> _Exercise_:
Copy all of the records below verbatim.

> _Input records_:
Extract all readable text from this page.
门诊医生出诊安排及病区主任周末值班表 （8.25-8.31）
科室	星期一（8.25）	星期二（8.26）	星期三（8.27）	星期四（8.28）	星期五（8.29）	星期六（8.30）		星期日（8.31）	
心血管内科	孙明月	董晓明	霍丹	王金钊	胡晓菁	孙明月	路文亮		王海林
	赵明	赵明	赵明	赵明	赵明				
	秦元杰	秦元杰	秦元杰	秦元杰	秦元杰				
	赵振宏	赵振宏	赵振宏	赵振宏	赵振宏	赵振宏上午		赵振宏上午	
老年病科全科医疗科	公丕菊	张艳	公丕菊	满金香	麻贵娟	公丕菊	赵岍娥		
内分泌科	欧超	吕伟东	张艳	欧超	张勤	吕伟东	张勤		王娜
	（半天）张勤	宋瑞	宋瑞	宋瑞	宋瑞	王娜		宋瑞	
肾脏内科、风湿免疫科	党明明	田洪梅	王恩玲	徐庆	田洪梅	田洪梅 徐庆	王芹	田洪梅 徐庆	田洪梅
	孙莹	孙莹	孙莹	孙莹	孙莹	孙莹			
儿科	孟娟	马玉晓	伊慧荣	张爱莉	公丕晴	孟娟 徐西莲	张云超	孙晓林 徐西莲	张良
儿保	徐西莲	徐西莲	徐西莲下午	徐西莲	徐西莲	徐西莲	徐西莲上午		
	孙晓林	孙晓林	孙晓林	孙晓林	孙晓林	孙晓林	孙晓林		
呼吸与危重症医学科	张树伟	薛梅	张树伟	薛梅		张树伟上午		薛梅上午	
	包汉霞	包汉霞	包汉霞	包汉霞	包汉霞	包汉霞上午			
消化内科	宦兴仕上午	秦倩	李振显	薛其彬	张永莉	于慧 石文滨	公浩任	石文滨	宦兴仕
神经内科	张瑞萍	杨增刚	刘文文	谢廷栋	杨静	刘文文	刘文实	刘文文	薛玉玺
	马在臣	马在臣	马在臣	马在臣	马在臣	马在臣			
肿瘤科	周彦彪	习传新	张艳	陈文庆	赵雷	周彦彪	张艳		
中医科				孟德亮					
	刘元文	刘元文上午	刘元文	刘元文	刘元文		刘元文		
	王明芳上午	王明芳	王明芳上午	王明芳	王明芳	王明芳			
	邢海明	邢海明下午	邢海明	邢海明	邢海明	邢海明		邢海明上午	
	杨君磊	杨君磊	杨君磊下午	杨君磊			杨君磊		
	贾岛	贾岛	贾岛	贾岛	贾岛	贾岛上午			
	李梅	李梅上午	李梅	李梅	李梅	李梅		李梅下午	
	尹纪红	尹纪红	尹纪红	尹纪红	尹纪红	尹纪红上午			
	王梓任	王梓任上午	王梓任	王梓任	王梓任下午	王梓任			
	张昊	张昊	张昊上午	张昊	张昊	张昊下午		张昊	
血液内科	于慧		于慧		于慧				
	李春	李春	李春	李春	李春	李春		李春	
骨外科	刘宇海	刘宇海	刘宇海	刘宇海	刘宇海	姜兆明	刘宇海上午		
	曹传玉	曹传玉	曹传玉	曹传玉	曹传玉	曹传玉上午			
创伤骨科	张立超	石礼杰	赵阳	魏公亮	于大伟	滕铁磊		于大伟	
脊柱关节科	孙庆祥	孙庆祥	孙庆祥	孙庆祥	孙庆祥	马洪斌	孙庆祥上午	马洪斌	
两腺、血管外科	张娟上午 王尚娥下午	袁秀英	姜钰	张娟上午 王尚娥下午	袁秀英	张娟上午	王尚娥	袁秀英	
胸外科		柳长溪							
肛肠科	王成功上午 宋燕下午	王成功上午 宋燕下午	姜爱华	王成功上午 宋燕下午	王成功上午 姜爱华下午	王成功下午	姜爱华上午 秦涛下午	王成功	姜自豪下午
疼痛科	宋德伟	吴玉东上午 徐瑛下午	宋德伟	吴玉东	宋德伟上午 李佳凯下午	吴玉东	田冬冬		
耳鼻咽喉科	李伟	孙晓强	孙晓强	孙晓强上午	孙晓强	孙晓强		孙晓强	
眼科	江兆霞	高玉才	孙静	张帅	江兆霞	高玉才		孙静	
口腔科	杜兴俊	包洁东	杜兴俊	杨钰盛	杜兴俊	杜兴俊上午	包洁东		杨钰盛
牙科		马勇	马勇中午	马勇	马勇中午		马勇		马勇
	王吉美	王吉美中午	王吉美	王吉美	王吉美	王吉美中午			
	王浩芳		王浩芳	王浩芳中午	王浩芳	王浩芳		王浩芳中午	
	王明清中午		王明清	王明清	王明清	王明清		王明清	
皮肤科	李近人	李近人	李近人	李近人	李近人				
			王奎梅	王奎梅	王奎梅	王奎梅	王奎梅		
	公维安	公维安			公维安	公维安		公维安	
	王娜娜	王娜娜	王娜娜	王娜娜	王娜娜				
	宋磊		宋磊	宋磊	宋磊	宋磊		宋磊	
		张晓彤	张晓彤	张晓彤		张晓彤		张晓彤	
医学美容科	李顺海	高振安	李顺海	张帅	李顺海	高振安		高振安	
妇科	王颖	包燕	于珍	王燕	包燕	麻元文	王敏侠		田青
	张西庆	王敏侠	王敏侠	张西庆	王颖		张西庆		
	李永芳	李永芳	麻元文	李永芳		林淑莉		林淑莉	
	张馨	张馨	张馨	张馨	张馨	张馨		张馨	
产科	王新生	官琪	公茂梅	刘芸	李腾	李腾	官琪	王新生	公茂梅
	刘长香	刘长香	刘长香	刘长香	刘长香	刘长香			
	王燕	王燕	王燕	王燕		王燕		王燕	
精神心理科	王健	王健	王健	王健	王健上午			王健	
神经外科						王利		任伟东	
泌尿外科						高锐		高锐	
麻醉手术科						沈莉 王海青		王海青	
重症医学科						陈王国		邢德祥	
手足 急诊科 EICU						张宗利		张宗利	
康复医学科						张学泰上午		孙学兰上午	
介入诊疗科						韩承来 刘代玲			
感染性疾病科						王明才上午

> _Written response_:
Extract all readable text from this page.
门诊医生出诊安排及病区主任周末值班表 （8.25-8.31）
科室	星期一（8.25）	星期二（8.26）	星期三（8.27）	星期四（8.28）	星期五（8.29）	星期六（8.30）		星期日（8.31）	
心血管内科	孙明月	董晓明	霍丹	王金钊	胡晓菁	孙明月	路文亮		王海林
	赵明	赵明	赵明	赵明	赵明				
	秦元杰	秦元杰	秦元杰	秦元杰	秦元杰				
	赵振宏	赵振宏	赵振宏	赵振宏	赵振宏	赵振宏上午		赵振宏上午	
老年病科全科医疗科	公丕菊	张艳	公丕菊	满金香	麻贵娟	公丕菊	赵岍娥		
内分泌科	欧超	吕伟东	张艳	欧超	张勤	吕伟东	张勤		王娜
	（半天）张勤	宋瑞	宋瑞	宋瑞	宋瑞	王娜		宋瑞	
肾脏内科、风湿免疫科	党明明	田洪梅	王恩玲	徐庆	田洪梅	田洪梅 徐庆	王芹	田洪梅 徐庆	田洪梅
	孙莹	孙莹	孙莹	孙莹	孙莹	孙莹			
儿科	孟娟	马玉晓	伊慧荣	张爱莉	公丕晴	孟娟 徐西莲	张云超	孙晓林 徐西莲	张良
儿保	徐西莲	徐西莲	徐西莲下午	徐西莲	徐西莲	徐西莲	徐西莲上午		
	孙晓林	孙晓林	孙晓林	孙晓林	孙晓林	孙晓林	孙晓林		
呼吸与危重症医学科	张树伟	薛梅	张树伟	薛梅		张树伟上午		薛梅上午	
	包汉霞	包汉霞	包汉霞	包汉霞	包汉霞	包汉霞上午			
消化内科	宦兴仕上午	秦倩	李振显	薛其彬	张永莉	于慧 石文滨	公浩任	石文滨	宦兴仕
神经内科	张瑞萍	杨增刚	刘文文	谢廷栋	杨静	刘文文	刘文实	刘文文	薛玉玺
	马在臣	马在臣	马在臣	马在臣	马在臣	马在臣			
肿瘤科	周彦彪	习传新	张艳	陈文庆	赵雷	周彦彪	张艳		
中医科				孟德亮					
	刘元文	刘元文上午	刘元文	刘元文	刘元文		刘元文		
	王明芳上午	王明芳	王明芳上午	王明芳	王明芳	王明芳			
	邢海明	邢海明下午	邢海明	邢海明	邢海明	邢海明		邢海明上午	
	杨君磊	杨君磊	杨君磊下午	杨君磊			杨君磊		
	贾岛	贾岛	贾岛	贾岛	贾岛	贾岛上午			
	李梅	李梅上午	李梅	李梅	李梅	李梅		李梅下午	
	尹纪红	尹纪红	尹纪红	尹纪红	尹纪红	尹纪红上午			
	王梓任	王梓任上午	王梓任	王梓任	王梓任下午	王梓任			
	张昊	张昊	张昊上午	张昊	张昊	张昊下午		张昊	
血液内科	于慧		于慧		于慧				
	李春	李春	李春	李春	李春	李春		李春	
骨外科	刘宇海	刘宇海	刘宇海	刘宇海	刘宇海	姜兆明	刘宇海上午		
	曹传玉	曹传玉	曹传玉	曹传玉	曹传玉	曹传玉上午			
创伤骨科	张立超	石礼杰	赵阳	魏公亮	于大伟	滕铁磊		于大伟	
脊柱关节科	孙庆祥	孙庆祥	孙庆祥	孙庆祥	孙庆祥	马洪斌	孙庆祥上午	马洪斌	
两腺、血管外科	张娟上午 王尚娥下午	袁秀英	姜钰	张娟上午 王尚娥下午	袁秀英	张娟上午	王尚娥	袁秀英	
胸外科		柳长溪							
肛肠科	王成功上午 宋燕下午	王成功上午 宋燕下午	姜爱华	王成功上午 宋燕下午	王成功上午 姜爱华下午	王成功下午	姜爱华上午 秦涛下午	王成功	姜自豪下午
疼痛科	宋德伟	吴玉东上午 徐瑛下午	宋德伟	吴玉东	宋德伟上午 李佳凯下午	吴玉东	田冬冬		
耳鼻咽喉科	李伟	孙晓强	孙晓强	孙晓强上午	孙晓强	孙晓强		孙晓强	
眼科	江兆霞	高玉才	孙静	张帅	江兆霞	高玉才		孙静	
口腔科	杜兴俊	包洁东	杜兴俊	杨钰盛	杜兴俊	杜兴俊上午	包洁东		杨钰盛
牙科		马勇	马勇中午	马勇	马勇中午		马勇		马勇
	王吉美	王吉美中午	王吉美	王吉美	王吉美	王吉美中午			
	王浩芳		王浩芳	王浩芳中午	王浩芳	王浩芳		王浩芳中午	
	王明清中午		王明清	王明清	王明清	王明清		王明清	
皮肤科	李近人	李近人	李近人	李近人	李近人				
			王奎梅	王奎梅	王奎梅	王奎梅	王奎梅		
	公维安	公维安			公维安	公维安		公维安	
	王娜娜	王娜娜	王娜娜	王娜娜	王娜娜				
	宋磊		宋磊	宋磊	宋磊	宋磊		宋磊	
		张晓彤	张晓彤	张晓彤		张晓彤		张晓彤	
医学美容科	李顺海	高振安	李顺海	张帅	李顺海	高振安		高振安	
妇科	王颖	包燕	于珍	王燕	包燕	麻元文	王敏侠		田青
	张西庆	王敏侠	王敏侠	张西庆	王颖		张西庆		
	李永芳	李永芳	麻元文	李永芳		林淑莉		林淑莉	
	张馨	张馨	张馨	张馨	张馨	张馨		张馨	
产科	王新生	官琪	公茂梅	刘芸	李腾	李腾	官琪	王新生	公茂梅
	刘长香	刘长香	刘长香	刘长香	刘长香	刘长香			
	王燕	王燕	王燕	王燕		王燕		王燕	
精神心理科	王健	王健	王健	王健	王健上午			王健	
神经外科						王利		任伟东	
泌尿外科						高锐		高锐	
麻醉手术科						沈莉 王海青		王海青	
重症医学科						陈王国		邢德祥	
手足 急诊科 EICU						张宗利		张宗利	
康复医学科						张学泰上午		孙学兰上午	
介入诊疗科						韩承来 刘代玲			
感染性疾病科						王明才上午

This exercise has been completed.